§ **Stated problem**
Consider the records below. How many of their lines include the word "Neolith"? State the number and nothing else.

§ **Data provided**

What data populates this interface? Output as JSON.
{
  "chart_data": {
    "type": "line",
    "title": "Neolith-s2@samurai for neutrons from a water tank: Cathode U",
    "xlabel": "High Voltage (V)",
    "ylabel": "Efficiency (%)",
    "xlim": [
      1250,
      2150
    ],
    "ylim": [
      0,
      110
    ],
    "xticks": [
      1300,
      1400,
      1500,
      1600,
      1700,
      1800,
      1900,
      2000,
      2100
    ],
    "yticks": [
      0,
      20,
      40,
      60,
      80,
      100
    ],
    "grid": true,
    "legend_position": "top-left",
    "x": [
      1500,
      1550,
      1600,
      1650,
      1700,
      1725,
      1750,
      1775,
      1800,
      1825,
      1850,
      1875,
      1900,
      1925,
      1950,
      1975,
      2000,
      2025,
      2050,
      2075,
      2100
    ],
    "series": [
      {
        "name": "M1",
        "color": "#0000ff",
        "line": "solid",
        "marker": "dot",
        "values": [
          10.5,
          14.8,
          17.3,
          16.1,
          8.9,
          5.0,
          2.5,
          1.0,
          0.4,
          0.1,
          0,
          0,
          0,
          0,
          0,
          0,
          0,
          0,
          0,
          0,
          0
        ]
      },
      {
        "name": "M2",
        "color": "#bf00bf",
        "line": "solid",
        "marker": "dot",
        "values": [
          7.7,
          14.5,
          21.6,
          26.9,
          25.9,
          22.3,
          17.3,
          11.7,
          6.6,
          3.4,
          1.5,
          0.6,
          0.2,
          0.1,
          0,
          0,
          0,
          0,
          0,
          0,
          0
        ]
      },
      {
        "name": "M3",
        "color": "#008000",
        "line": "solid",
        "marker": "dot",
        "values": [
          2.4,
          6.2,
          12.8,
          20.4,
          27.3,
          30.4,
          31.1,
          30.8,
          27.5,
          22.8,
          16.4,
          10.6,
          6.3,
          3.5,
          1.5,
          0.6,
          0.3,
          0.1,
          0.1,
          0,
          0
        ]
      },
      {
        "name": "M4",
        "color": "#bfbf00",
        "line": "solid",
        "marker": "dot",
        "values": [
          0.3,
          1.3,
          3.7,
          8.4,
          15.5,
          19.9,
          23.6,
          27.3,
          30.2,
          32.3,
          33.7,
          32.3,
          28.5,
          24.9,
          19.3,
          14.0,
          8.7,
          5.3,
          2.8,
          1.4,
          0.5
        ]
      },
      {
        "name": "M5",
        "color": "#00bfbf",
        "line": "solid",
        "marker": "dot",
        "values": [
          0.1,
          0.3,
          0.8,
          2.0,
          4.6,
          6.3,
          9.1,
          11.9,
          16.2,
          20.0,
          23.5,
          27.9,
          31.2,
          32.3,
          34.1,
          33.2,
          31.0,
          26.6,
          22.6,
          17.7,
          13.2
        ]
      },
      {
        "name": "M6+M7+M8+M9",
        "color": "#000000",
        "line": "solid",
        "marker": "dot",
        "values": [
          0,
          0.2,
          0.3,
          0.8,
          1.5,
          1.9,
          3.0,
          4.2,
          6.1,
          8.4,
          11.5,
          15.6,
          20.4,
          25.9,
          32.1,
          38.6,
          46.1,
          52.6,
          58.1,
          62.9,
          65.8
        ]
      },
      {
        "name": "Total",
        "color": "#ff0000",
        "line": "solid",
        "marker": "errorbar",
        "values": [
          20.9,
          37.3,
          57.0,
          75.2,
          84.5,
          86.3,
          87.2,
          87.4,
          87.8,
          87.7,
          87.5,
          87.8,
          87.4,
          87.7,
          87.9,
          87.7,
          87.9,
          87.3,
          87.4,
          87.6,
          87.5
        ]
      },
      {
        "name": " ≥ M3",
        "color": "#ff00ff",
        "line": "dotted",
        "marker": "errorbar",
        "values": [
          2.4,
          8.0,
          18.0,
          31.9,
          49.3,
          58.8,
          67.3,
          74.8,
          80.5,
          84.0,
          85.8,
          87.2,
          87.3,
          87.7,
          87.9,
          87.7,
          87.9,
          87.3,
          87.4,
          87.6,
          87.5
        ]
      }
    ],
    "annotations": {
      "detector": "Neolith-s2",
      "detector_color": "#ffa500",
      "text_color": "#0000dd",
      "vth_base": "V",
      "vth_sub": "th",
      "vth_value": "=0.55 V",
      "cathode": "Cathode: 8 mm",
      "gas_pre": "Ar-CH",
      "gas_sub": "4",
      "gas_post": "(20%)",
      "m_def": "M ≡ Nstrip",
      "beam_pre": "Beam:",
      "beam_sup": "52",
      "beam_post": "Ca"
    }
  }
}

§ **Result of this task**
2